### Stored data
▼

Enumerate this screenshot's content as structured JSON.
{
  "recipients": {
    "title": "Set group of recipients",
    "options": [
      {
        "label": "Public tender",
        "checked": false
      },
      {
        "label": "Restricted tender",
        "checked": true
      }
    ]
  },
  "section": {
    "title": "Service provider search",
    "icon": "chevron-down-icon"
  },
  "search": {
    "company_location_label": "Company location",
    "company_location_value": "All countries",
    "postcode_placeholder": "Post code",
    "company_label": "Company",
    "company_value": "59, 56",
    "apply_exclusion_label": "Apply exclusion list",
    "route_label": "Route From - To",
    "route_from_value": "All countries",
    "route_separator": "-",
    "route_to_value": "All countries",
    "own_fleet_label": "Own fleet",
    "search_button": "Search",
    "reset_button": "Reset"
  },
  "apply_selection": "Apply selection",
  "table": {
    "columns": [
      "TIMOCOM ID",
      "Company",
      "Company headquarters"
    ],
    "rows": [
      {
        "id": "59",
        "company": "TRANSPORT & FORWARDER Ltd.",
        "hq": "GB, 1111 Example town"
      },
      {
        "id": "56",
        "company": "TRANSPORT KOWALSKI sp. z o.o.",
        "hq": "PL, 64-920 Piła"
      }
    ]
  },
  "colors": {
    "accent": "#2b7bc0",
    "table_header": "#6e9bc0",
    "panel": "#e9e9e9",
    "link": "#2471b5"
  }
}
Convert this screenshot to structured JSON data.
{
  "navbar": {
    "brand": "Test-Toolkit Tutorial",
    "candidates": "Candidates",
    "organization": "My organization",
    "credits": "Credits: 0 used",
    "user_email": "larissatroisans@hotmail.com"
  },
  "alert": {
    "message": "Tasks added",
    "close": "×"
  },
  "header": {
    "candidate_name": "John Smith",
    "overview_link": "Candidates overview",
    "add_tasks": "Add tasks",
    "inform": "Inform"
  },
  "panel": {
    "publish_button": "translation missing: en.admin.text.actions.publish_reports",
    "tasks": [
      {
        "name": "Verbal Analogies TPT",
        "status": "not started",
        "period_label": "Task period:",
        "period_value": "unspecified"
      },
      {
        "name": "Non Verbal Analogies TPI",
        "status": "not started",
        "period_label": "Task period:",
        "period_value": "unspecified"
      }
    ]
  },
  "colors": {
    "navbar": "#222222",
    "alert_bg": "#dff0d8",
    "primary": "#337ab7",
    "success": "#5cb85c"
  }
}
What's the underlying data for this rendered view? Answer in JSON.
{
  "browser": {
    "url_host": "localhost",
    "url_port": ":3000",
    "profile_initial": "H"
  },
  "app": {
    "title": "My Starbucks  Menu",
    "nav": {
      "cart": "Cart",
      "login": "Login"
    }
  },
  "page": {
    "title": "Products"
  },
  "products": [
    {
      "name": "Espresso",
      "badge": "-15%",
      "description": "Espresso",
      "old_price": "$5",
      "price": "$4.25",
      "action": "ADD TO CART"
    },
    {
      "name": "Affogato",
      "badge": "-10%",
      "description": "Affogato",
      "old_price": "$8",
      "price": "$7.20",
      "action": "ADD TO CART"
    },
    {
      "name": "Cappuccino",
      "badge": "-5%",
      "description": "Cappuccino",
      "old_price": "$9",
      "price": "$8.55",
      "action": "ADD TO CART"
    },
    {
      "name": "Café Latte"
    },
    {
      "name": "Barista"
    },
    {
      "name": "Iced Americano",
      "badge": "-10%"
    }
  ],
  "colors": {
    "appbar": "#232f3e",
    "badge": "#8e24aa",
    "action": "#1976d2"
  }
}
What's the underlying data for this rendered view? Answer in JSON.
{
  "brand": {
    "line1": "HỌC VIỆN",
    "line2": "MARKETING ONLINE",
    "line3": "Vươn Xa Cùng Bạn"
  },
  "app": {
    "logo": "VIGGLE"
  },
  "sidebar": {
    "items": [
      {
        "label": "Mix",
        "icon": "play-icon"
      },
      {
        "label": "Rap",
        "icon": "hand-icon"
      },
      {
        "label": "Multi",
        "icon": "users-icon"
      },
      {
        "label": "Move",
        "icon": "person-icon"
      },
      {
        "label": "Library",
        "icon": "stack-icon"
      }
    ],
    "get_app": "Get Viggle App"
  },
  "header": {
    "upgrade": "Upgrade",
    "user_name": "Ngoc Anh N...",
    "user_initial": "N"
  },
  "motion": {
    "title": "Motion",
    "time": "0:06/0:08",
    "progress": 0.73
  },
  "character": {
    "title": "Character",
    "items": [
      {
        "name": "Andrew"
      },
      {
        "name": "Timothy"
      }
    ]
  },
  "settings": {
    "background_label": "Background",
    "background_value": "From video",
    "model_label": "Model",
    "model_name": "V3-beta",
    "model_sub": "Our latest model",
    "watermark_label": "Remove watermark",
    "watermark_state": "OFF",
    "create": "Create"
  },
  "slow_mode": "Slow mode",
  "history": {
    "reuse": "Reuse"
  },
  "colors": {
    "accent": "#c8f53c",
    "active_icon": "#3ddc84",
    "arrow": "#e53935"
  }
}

▲

### Task requirements
Above are the entries; count how many of their lines contain the word "Affogato" and give only that number.

### Response for this exercise
2